=== Instruction ===
Copy the data that follows, character for character, minus the pictures.

=== Dataset ===
========

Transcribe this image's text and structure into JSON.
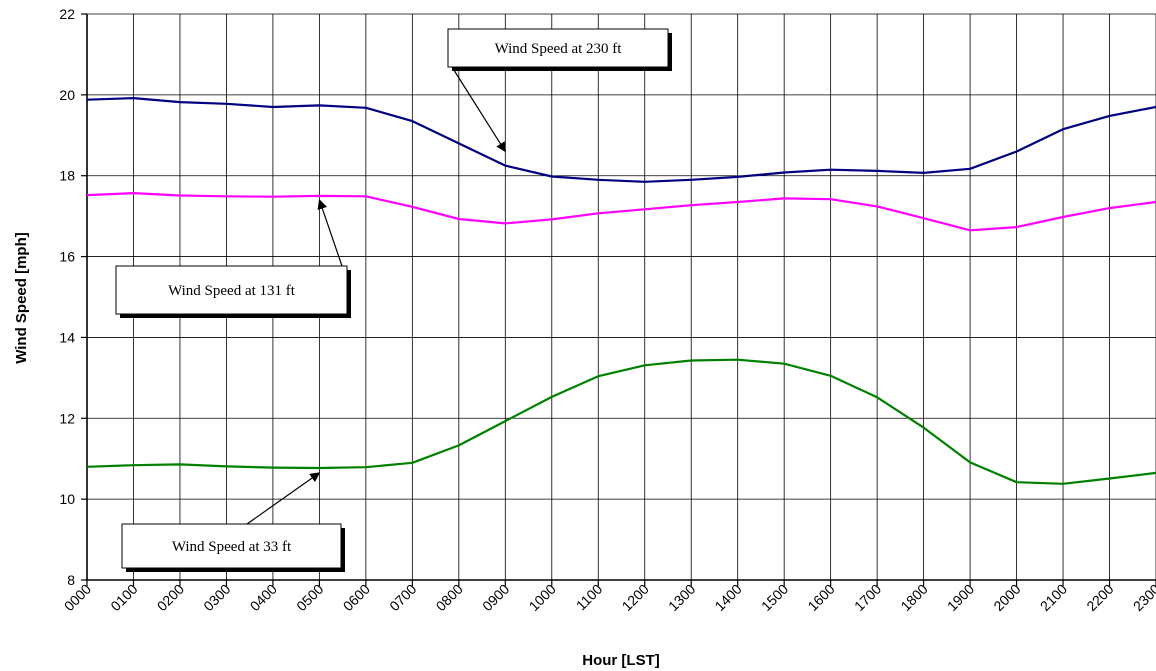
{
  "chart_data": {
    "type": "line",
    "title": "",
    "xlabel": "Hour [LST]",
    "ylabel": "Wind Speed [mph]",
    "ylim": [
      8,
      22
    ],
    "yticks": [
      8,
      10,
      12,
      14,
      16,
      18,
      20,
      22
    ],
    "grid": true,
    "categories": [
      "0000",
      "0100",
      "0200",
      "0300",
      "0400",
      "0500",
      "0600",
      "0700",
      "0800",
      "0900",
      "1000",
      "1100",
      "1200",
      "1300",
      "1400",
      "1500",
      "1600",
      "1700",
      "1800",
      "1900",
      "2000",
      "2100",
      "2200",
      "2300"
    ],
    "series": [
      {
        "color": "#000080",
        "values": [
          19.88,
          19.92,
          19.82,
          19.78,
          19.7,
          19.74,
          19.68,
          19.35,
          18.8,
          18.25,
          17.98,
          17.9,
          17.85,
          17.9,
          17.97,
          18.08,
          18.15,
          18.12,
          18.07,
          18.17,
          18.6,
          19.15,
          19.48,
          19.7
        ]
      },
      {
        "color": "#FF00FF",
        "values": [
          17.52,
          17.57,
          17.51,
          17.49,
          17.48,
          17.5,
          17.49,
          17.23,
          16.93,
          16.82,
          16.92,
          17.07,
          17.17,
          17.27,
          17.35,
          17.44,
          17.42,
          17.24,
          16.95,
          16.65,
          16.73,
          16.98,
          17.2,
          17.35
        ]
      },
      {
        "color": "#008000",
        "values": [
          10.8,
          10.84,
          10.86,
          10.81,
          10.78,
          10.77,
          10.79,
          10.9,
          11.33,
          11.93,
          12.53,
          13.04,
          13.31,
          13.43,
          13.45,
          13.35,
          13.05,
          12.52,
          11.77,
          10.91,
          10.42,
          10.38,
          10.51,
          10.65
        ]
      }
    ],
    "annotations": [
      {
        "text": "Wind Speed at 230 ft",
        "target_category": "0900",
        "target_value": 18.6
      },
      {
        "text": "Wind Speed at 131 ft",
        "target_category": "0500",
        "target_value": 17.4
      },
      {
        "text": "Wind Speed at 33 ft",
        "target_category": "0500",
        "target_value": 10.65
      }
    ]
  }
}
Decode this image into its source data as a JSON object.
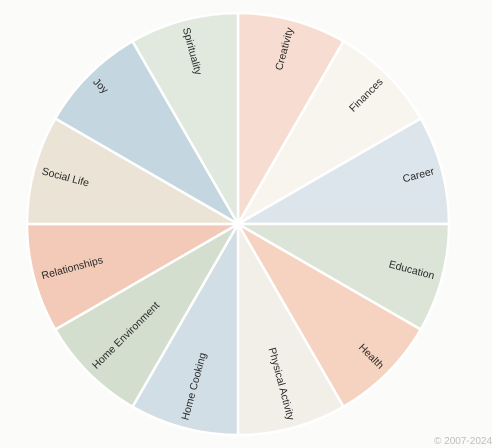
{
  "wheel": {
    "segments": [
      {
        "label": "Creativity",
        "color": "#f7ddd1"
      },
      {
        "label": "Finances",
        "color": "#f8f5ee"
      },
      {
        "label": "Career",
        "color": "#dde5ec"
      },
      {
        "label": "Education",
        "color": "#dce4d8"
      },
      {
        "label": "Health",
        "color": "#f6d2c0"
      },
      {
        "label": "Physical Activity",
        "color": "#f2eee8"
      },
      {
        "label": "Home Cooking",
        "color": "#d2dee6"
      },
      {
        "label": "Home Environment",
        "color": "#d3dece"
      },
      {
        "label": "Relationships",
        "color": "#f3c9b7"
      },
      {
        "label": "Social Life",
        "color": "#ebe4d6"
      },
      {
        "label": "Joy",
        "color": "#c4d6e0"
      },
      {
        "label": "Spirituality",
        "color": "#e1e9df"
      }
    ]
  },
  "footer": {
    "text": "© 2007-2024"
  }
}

========

=== Output ===
Transcribe this image's text and structure into JSON.
{
  "chart_data": {
    "type": "line",
    "title": "",
    "xlabel": "Hour [LST]",
    "ylabel": "Wind Speed [mph]",
    "ylim": [
      8,
      22
    ],
    "yticks": [
      8,
      10,
      12,
      14,
      16,
      18,
      20,
      22
    ],
    "grid": true,
    "categories": [
      "0000",
      "0100",
      "0200",
      "0300",
      "0400",
      "0500",
      "0600",
      "0700",
      "0800",
      "0900",
      "1000",
      "1100",
      "1200",
      "1300",
      "1400",
      "1500",
      "1600",
      "1700",
      "1800",
      "1900",
      "2000",
      "2100",
      "2200",
      "2300"
    ],
    "series": [
      {
        "color": "#000080",
        "values": [
          19.88,
          19.92,
          19.82,
          19.78,
          19.7,
          19.74,
          19.68,
          19.35,
          18.8,
          18.25,
          17.98,
          17.9,
          17.85,
          17.9,
          17.97,
          18.08,
          18.15,
          18.12,
          18.07,
          18.17,
          18.6,
          19.15,
          19.48,
          19.7
        ]
      },
      {
        "color": "#FF00FF",
        "values": [
          17.52,
          17.57,
          17.51,
          17.49,
          17.48,
          17.5,
          17.49,
          17.23,
          16.93,
          16.82,
          16.92,
          17.07,
          17.17,
          17.27,
          17.35,
          17.44,
          17.42,
          17.24,
          16.95,
          16.65,
          16.73,
          16.98,
          17.2,
          17.35
        ]
      },
      {
        "color": "#008000",
        "values": [
          10.8,
          10.84,
          10.86,
          10.81,
          10.78,
          10.77,
          10.79,
          10.9,
          11.33,
          11.93,
          12.53,
          13.04,
          13.31,
          13.43,
          13.45,
          13.35,
          13.05,
          12.52,
          11.77,
          10.91,
          10.42,
          10.38,
          10.51,
          10.65
        ]
      }
    ],
    "annotations": [
      {
        "text": "Wind Speed at 230 ft",
        "target_category": "0900",
        "target_value": 18.6
      },
      {
        "text": "Wind Speed at 131 ft",
        "target_category": "0500",
        "target_value": 17.4
      },
      {
        "text": "Wind Speed at 33 ft",
        "target_category": "0500",
        "target_value": 10.65
      }
    ]
  }
}
Decode this image into its source data as a JSON object.
{
  "wheel": {
    "segments": [
      {
        "label": "Creativity",
        "color": "#f7ddd1"
      },
      {
        "label": "Finances",
        "color": "#f8f5ee"
      },
      {
        "label": "Career",
        "color": "#dde5ec"
      },
      {
        "label": "Education",
        "color": "#dce4d8"
      },
      {
        "label": "Health",
        "color": "#f6d2c0"
      },
      {
        "label": "Physical Activity",
        "color": "#f2eee8"
      },
      {
        "label": "Home Cooking",
        "color": "#d2dee6"
      },
      {
        "label": "Home Environment",
        "color": "#d3dece"
      },
      {
        "label": "Relationships",
        "color": "#f3c9b7"
      },
      {
        "label": "Social Life",
        "color": "#ebe4d6"
      },
      {
        "label": "Joy",
        "color": "#c4d6e0"
      },
      {
        "label": "Spirituality",
        "color": "#e1e9df"
      }
    ]
  },
  "footer": {
    "text": "© 2007-2024"
  }
}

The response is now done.